#### Task to complete
Please set down all the lines beneath this one exactly, without the pictures.

#### Record set
--------------------
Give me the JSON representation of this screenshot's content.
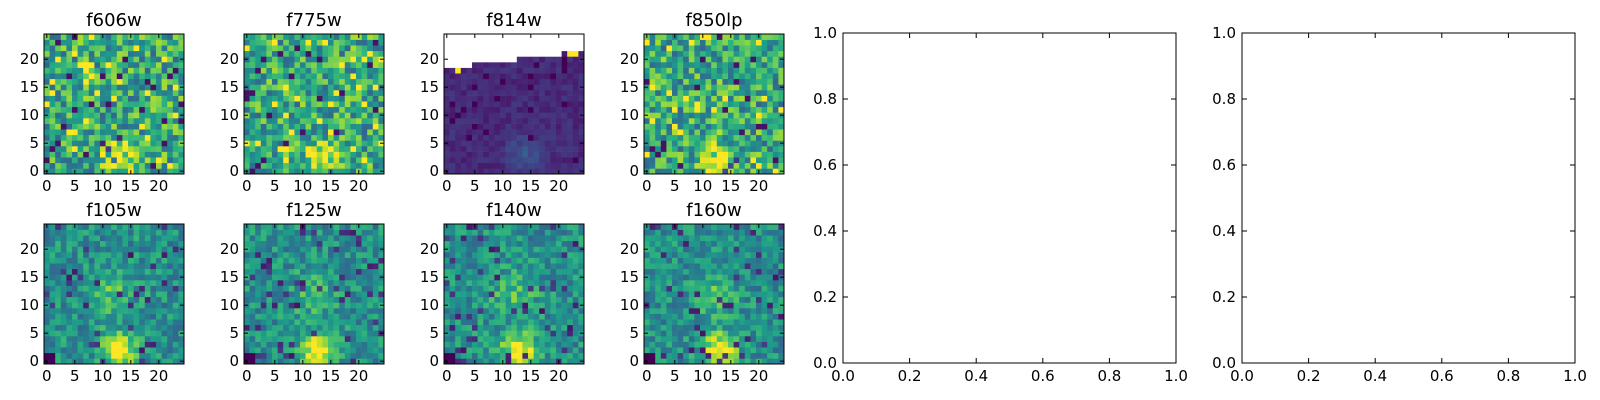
{
  "chart_data": [
    {
      "type": "heatmap",
      "title": "f606w",
      "grid_size": 25,
      "pattern": "noise_bright",
      "xticks": [
        "0",
        "5",
        "10",
        "15",
        "20"
      ],
      "yticks": [
        "0",
        "5",
        "10",
        "15",
        "20"
      ],
      "xlim": [
        0,
        24
      ],
      "ylim": [
        0,
        24
      ]
    },
    {
      "type": "heatmap",
      "title": "f775w",
      "grid_size": 25,
      "pattern": "noise_bright",
      "xticks": [
        "0",
        "5",
        "10",
        "15",
        "20"
      ],
      "yticks": [
        "0",
        "5",
        "10",
        "15",
        "20"
      ],
      "xlim": [
        0,
        24
      ],
      "ylim": [
        0,
        24
      ]
    },
    {
      "type": "heatmap",
      "title": "f814w",
      "grid_size": 25,
      "pattern": "dark_with_masked_top",
      "xticks": [
        "0",
        "5",
        "10",
        "15",
        "20"
      ],
      "yticks": [
        "0",
        "5",
        "10",
        "15",
        "20"
      ],
      "xlim": [
        0,
        24
      ],
      "ylim": [
        0,
        24
      ]
    },
    {
      "type": "heatmap",
      "title": "f850lp",
      "grid_size": 25,
      "pattern": "noise_bright",
      "xticks": [
        "0",
        "5",
        "10",
        "15",
        "20"
      ],
      "yticks": [
        "0",
        "5",
        "10",
        "15",
        "20"
      ],
      "xlim": [
        0,
        24
      ],
      "ylim": [
        0,
        24
      ]
    },
    {
      "type": "heatmap",
      "title": "f105w",
      "grid_size": 25,
      "pattern": "smooth_source",
      "xticks": [
        "0",
        "5",
        "10",
        "15",
        "20"
      ],
      "yticks": [
        "0",
        "5",
        "10",
        "15",
        "20"
      ],
      "xlim": [
        0,
        24
      ],
      "ylim": [
        0,
        24
      ]
    },
    {
      "type": "heatmap",
      "title": "f125w",
      "grid_size": 25,
      "pattern": "smooth_source",
      "xticks": [
        "0",
        "5",
        "10",
        "15",
        "20"
      ],
      "yticks": [
        "0",
        "5",
        "10",
        "15",
        "20"
      ],
      "xlim": [
        0,
        24
      ],
      "ylim": [
        0,
        24
      ]
    },
    {
      "type": "heatmap",
      "title": "f140w",
      "grid_size": 25,
      "pattern": "smooth_source",
      "xticks": [
        "0",
        "5",
        "10",
        "15",
        "20"
      ],
      "yticks": [
        "0",
        "5",
        "10",
        "15",
        "20"
      ],
      "xlim": [
        0,
        24
      ],
      "ylim": [
        0,
        24
      ]
    },
    {
      "type": "heatmap",
      "title": "f160w",
      "grid_size": 25,
      "pattern": "smooth_source",
      "xticks": [
        "0",
        "5",
        "10",
        "15",
        "20"
      ],
      "yticks": [
        "0",
        "5",
        "10",
        "15",
        "20"
      ],
      "xlim": [
        0,
        24
      ],
      "ylim": [
        0,
        24
      ]
    },
    {
      "type": "line",
      "title": "",
      "series": [],
      "xlim": [
        0,
        1
      ],
      "ylim": [
        0,
        1
      ],
      "xticks": [
        "0.0",
        "0.2",
        "0.4",
        "0.6",
        "0.8",
        "1.0"
      ],
      "yticks": [
        "0.0",
        "0.2",
        "0.4",
        "0.6",
        "0.8",
        "1.0"
      ]
    },
    {
      "type": "line",
      "title": "",
      "series": [],
      "xlim": [
        0,
        1
      ],
      "ylim": [
        0,
        1
      ],
      "xticks": [
        "0.0",
        "0.2",
        "0.4",
        "0.6",
        "0.8",
        "1.0"
      ],
      "yticks": [
        "0.0",
        "0.2",
        "0.4",
        "0.6",
        "0.8",
        "1.0"
      ]
    }
  ],
  "colors": {
    "colormap": "viridis",
    "masked": "#ffffff",
    "axis": "#000000"
  }
}
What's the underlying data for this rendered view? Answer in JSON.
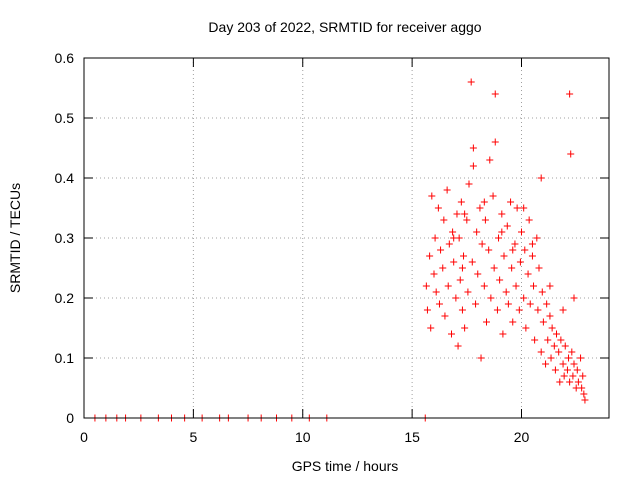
--------------------
#### Output
Give me the JSON representation of this screenshot's content.
{
  "chart_data": [
    {
      "type": "heatmap",
      "title": "f606w",
      "grid_size": 25,
      "pattern": "noise_bright",
      "xticks": [
        "0",
        "5",
        "10",
        "15",
        "20"
      ],
      "yticks": [
        "0",
        "5",
        "10",
        "15",
        "20"
      ],
      "xlim": [
        0,
        24
      ],
      "ylim": [
        0,
        24
      ]
    },
    {
      "type": "heatmap",
      "title": "f775w",
      "grid_size": 25,
      "pattern": "noise_bright",
      "xticks": [
        "0",
        "5",
        "10",
        "15",
        "20"
      ],
      "yticks": [
        "0",
        "5",
        "10",
        "15",
        "20"
      ],
      "xlim": [
        0,
        24
      ],
      "ylim": [
        0,
        24
      ]
    },
    {
      "type": "heatmap",
      "title": "f814w",
      "grid_size": 25,
      "pattern": "dark_with_masked_top",
      "xticks": [
        "0",
        "5",
        "10",
        "15",
        "20"
      ],
      "yticks": [
        "0",
        "5",
        "10",
        "15",
        "20"
      ],
      "xlim": [
        0,
        24
      ],
      "ylim": [
        0,
        24
      ]
    },
    {
      "type": "heatmap",
      "title": "f850lp",
      "grid_size": 25,
      "pattern": "noise_bright",
      "xticks": [
        "0",
        "5",
        "10",
        "15",
        "20"
      ],
      "yticks": [
        "0",
        "5",
        "10",
        "15",
        "20"
      ],
      "xlim": [
        0,
        24
      ],
      "ylim": [
        0,
        24
      ]
    },
    {
      "type": "heatmap",
      "title": "f105w",
      "grid_size": 25,
      "pattern": "smooth_source",
      "xticks": [
        "0",
        "5",
        "10",
        "15",
        "20"
      ],
      "yticks": [
        "0",
        "5",
        "10",
        "15",
        "20"
      ],
      "xlim": [
        0,
        24
      ],
      "ylim": [
        0,
        24
      ]
    },
    {
      "type": "heatmap",
      "title": "f125w",
      "grid_size": 25,
      "pattern": "smooth_source",
      "xticks": [
        "0",
        "5",
        "10",
        "15",
        "20"
      ],
      "yticks": [
        "0",
        "5",
        "10",
        "15",
        "20"
      ],
      "xlim": [
        0,
        24
      ],
      "ylim": [
        0,
        24
      ]
    },
    {
      "type": "heatmap",
      "title": "f140w",
      "grid_size": 25,
      "pattern": "smooth_source",
      "xticks": [
        "0",
        "5",
        "10",
        "15",
        "20"
      ],
      "yticks": [
        "0",
        "5",
        "10",
        "15",
        "20"
      ],
      "xlim": [
        0,
        24
      ],
      "ylim": [
        0,
        24
      ]
    },
    {
      "type": "heatmap",
      "title": "f160w",
      "grid_size": 25,
      "pattern": "smooth_source",
      "xticks": [
        "0",
        "5",
        "10",
        "15",
        "20"
      ],
      "yticks": [
        "0",
        "5",
        "10",
        "15",
        "20"
      ],
      "xlim": [
        0,
        24
      ],
      "ylim": [
        0,
        24
      ]
    },
    {
      "type": "line",
      "title": "",
      "series": [],
      "xlim": [
        0,
        1
      ],
      "ylim": [
        0,
        1
      ],
      "xticks": [
        "0.0",
        "0.2",
        "0.4",
        "0.6",
        "0.8",
        "1.0"
      ],
      "yticks": [
        "0.0",
        "0.2",
        "0.4",
        "0.6",
        "0.8",
        "1.0"
      ]
    },
    {
      "type": "line",
      "title": "",
      "series": [],
      "xlim": [
        0,
        1
      ],
      "ylim": [
        0,
        1
      ],
      "xticks": [
        "0.0",
        "0.2",
        "0.4",
        "0.6",
        "0.8",
        "1.0"
      ],
      "yticks": [
        "0.0",
        "0.2",
        "0.4",
        "0.6",
        "0.8",
        "1.0"
      ]
    }
  ],
  "colors": {
    "colormap": "viridis",
    "masked": "#ffffff",
    "axis": "#000000"
  }
}
What's the underlying data for this rendered view? Answer in JSON.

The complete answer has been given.